■ Exercise prompt: Copy every line that mentions the word "share".
··· Raw data ···
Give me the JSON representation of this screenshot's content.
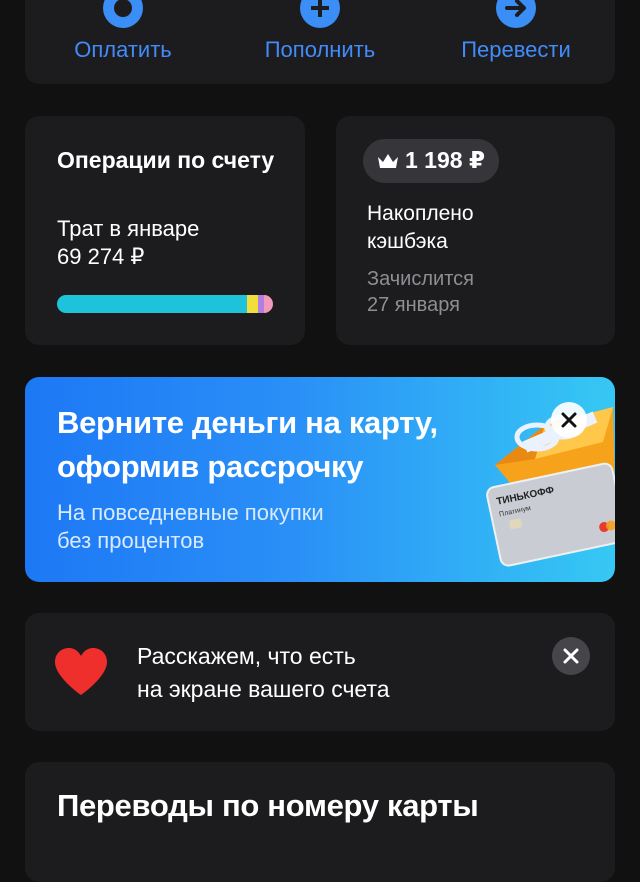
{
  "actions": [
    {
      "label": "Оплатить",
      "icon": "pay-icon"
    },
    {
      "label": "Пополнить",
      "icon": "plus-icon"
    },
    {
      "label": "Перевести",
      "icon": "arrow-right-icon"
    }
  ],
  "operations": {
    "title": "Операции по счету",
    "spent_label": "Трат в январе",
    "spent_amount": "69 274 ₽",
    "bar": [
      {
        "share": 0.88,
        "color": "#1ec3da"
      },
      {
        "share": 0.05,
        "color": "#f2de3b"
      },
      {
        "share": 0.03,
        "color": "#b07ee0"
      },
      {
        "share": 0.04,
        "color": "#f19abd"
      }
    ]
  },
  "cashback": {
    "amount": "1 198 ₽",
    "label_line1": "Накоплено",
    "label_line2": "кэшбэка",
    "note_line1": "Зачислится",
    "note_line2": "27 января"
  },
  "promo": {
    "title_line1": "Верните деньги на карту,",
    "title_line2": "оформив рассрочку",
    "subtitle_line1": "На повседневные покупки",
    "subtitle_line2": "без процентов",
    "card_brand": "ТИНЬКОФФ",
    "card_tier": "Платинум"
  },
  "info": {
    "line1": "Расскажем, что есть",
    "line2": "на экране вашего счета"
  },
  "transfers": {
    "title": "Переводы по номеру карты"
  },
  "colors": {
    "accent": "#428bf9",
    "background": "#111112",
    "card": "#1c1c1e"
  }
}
···
··· Raw data ···
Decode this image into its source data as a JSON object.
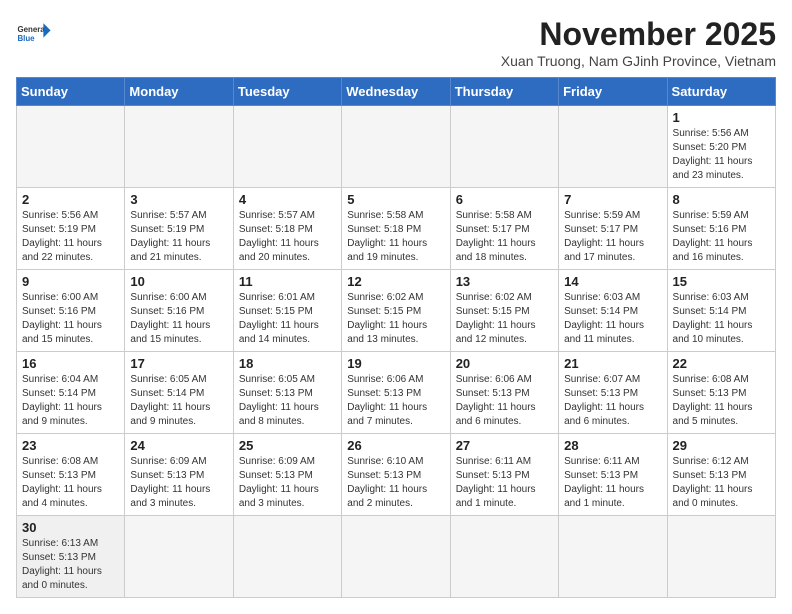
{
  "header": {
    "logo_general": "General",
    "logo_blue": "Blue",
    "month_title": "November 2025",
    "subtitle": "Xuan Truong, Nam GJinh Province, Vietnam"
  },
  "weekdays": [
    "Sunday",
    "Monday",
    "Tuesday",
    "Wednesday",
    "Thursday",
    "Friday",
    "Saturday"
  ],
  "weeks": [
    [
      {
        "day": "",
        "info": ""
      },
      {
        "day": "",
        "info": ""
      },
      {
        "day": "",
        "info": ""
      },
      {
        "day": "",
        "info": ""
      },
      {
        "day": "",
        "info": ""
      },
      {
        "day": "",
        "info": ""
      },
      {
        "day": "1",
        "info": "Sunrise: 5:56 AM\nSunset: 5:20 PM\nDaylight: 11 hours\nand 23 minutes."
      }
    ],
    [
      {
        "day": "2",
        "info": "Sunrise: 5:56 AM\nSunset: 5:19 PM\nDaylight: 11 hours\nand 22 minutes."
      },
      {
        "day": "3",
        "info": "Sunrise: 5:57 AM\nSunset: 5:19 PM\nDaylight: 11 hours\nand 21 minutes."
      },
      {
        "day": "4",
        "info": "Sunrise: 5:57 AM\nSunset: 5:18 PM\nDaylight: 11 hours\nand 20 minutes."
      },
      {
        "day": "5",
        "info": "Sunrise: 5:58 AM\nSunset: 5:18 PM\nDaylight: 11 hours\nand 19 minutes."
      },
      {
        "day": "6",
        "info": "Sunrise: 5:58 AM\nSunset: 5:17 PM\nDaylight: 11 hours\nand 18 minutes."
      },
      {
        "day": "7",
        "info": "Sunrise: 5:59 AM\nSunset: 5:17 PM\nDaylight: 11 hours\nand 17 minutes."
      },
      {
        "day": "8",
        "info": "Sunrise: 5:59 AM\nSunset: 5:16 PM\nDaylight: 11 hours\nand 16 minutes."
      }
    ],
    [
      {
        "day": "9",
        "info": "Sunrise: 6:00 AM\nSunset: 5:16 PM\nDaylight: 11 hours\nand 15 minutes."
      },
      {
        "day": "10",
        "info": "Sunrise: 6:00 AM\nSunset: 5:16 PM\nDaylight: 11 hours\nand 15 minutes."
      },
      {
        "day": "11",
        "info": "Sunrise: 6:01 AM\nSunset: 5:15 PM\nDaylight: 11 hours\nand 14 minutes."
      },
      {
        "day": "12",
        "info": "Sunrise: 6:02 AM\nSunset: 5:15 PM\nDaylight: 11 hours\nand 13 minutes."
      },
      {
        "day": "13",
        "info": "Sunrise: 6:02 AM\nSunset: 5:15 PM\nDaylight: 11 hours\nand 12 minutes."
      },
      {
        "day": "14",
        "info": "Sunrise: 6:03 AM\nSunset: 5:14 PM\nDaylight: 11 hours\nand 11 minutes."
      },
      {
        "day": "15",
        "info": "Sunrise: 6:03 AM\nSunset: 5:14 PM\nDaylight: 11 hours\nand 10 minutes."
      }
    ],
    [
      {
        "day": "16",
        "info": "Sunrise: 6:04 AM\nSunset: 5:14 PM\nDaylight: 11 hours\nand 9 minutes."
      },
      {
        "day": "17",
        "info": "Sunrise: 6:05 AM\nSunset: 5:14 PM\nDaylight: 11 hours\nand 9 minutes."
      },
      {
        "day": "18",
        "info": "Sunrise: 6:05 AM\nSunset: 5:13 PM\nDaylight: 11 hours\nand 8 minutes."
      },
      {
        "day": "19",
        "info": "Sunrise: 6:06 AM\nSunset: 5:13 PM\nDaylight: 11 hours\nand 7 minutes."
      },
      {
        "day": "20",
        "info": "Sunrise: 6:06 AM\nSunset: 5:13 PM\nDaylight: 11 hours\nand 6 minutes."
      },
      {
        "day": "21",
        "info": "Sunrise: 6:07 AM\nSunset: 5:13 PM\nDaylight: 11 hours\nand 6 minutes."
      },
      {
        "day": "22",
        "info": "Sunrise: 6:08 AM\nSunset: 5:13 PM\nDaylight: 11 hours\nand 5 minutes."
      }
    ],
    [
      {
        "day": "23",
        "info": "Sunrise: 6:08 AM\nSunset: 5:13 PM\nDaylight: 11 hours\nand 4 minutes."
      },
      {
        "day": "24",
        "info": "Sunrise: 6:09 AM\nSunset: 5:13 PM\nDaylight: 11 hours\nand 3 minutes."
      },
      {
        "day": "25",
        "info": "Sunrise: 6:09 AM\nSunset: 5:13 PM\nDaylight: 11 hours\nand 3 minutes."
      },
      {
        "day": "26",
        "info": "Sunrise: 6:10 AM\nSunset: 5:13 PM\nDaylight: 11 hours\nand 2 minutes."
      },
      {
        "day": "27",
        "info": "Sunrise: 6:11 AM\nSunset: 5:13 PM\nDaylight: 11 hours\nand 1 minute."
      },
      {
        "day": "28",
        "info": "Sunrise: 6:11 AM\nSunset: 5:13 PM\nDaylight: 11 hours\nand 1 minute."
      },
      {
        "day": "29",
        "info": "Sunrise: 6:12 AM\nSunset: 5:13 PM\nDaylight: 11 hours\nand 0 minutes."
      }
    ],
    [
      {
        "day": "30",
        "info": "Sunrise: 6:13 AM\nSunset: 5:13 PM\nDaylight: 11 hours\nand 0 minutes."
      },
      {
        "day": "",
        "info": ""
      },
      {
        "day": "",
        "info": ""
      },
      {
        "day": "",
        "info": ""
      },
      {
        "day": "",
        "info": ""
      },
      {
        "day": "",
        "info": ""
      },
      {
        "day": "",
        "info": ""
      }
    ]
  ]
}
···
■ Reply to the exercise:
        "share": 0.88,
        "share": 0.05,
        "share": 0.03,
        "share": 0.04,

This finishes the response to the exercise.